Items from a data source
-- begin --

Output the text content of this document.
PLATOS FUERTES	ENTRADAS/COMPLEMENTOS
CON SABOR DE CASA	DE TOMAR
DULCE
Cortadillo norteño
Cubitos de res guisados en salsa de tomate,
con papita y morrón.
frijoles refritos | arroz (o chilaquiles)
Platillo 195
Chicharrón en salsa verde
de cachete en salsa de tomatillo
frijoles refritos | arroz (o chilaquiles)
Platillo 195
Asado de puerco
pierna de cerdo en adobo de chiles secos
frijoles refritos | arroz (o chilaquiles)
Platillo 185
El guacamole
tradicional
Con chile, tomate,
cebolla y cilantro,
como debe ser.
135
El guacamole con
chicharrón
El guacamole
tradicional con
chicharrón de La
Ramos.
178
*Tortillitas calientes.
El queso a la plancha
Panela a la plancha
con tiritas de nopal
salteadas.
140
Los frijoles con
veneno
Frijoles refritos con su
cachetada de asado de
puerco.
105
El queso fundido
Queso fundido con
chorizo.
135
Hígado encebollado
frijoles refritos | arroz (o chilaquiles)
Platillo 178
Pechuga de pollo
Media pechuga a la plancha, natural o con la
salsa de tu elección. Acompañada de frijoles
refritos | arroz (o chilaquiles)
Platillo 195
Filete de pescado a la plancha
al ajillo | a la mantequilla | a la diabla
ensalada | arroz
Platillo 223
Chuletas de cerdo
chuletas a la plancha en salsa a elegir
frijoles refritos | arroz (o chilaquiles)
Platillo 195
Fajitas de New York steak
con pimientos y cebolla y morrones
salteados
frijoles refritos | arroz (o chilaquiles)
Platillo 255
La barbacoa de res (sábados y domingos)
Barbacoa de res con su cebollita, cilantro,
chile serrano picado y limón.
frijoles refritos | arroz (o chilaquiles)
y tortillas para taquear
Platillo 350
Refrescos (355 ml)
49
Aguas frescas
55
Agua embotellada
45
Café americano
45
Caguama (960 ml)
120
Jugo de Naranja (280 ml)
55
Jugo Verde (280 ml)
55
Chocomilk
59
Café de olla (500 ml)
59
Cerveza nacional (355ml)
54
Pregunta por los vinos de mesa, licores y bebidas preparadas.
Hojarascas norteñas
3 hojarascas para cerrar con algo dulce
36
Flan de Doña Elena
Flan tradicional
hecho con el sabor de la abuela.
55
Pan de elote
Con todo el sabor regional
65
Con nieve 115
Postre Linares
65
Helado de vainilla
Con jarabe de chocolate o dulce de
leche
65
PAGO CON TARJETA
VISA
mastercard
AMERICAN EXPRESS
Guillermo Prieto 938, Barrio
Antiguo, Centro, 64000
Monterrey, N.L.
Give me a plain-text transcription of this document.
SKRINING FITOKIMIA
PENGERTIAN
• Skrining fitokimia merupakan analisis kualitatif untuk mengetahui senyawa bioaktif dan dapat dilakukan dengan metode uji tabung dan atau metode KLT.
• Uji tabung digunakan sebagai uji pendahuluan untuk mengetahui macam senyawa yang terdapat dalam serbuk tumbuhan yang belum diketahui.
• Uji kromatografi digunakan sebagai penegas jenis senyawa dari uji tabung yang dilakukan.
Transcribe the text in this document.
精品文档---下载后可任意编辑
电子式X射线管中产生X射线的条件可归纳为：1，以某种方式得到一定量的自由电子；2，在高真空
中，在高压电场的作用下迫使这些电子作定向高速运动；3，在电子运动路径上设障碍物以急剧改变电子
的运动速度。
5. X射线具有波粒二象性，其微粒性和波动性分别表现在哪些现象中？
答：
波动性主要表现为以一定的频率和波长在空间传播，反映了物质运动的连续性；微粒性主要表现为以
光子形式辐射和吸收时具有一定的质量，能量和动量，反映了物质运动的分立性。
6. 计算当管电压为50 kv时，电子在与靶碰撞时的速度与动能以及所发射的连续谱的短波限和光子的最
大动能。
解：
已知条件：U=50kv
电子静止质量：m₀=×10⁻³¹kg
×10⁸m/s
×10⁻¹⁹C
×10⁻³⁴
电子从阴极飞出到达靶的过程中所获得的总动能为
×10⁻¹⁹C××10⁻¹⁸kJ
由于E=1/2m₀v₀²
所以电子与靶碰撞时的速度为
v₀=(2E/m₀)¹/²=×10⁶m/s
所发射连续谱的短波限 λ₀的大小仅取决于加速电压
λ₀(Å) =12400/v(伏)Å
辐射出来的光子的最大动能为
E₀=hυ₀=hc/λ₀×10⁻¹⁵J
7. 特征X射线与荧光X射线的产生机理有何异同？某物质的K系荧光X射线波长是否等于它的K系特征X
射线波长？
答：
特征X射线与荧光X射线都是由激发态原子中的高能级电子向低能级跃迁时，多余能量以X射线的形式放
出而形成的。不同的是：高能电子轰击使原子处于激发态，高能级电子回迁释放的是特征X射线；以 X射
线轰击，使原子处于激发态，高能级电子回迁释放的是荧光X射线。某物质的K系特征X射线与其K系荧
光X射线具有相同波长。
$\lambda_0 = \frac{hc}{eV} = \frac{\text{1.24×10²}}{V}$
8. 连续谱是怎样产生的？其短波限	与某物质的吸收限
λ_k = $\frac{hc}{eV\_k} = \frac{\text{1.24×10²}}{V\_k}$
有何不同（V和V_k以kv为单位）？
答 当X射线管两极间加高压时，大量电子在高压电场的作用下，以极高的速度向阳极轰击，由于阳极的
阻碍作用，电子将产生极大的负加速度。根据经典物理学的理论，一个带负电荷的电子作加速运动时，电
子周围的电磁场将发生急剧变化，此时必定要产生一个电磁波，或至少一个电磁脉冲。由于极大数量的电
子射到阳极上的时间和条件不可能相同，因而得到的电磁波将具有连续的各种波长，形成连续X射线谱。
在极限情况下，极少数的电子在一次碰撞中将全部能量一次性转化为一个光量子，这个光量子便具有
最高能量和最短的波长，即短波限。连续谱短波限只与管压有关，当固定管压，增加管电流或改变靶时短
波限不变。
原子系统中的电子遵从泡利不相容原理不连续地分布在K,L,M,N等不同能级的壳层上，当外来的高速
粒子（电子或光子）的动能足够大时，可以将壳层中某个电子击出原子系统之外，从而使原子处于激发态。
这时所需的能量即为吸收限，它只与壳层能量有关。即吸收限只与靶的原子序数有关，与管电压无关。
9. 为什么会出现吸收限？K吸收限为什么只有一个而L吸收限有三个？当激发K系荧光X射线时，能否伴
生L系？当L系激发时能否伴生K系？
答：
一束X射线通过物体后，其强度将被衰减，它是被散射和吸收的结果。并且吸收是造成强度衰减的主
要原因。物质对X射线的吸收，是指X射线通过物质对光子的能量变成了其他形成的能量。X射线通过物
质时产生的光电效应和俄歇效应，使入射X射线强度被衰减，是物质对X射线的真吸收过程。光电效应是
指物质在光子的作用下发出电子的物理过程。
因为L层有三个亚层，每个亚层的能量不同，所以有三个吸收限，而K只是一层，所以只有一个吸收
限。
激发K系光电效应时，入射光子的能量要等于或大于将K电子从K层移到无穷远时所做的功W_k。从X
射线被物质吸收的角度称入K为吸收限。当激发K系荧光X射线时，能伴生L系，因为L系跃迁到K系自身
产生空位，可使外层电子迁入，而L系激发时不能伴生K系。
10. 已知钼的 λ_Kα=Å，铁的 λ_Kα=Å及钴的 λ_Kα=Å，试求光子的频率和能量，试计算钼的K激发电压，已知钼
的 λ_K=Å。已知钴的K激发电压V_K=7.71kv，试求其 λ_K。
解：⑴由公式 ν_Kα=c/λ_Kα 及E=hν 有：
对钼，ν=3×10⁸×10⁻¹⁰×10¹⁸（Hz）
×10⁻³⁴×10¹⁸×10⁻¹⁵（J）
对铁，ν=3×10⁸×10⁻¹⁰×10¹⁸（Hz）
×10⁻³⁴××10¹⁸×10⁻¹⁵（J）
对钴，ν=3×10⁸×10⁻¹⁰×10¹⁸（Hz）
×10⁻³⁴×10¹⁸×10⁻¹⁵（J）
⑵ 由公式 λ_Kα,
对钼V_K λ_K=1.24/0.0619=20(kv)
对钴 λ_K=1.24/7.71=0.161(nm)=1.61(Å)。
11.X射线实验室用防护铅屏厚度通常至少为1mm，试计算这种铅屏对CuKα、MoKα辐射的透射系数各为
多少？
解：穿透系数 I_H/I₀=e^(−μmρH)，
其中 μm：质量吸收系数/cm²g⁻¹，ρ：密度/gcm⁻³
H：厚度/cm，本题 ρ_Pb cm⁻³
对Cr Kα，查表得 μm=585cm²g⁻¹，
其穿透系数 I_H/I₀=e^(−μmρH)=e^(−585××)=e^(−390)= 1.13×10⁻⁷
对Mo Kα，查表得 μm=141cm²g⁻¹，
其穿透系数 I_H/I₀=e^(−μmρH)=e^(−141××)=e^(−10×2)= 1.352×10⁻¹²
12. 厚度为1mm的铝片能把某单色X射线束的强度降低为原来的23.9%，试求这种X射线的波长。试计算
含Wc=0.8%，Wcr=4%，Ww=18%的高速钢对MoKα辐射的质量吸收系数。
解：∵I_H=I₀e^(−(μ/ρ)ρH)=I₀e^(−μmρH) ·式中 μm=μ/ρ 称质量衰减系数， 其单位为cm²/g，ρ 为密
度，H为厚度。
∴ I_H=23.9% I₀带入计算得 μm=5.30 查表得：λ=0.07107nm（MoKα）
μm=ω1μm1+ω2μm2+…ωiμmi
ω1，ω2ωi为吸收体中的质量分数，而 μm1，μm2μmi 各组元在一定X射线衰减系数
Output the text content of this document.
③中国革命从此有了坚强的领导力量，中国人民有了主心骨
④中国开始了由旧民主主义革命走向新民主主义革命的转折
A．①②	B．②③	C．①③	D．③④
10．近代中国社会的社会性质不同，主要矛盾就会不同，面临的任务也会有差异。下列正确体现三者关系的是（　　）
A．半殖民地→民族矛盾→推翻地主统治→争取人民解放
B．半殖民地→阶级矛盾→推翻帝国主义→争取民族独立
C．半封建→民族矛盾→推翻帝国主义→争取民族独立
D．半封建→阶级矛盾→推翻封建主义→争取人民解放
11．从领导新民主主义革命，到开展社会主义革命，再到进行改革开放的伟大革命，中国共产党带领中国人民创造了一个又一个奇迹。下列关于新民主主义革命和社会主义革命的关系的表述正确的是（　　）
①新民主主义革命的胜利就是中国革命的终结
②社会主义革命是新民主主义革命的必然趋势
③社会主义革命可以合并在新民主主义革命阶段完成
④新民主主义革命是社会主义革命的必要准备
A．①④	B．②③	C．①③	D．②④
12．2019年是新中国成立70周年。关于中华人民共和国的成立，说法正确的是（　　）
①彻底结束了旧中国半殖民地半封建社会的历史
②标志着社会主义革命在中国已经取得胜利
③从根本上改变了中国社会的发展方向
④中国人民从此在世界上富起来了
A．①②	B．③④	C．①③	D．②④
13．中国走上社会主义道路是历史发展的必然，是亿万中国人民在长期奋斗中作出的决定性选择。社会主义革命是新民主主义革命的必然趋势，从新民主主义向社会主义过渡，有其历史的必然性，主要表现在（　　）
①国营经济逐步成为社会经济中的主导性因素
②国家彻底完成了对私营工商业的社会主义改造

-- end --

> **Task to carry out**:
Return a copy of every line that includes the word "text".

> **Reply to the task**:
Output the text content of this document.
Give me a plain-text transcription of this document.
Transcribe the text in this document.
$\lambda_0 = \frac{hc}{eV} = \frac{\text{1.24×10²}}{V}$
λ_k = $\frac{hc}{eV\_k} = \frac{\text{1.24×10²}}{V\_k}$
Output the text content of this document.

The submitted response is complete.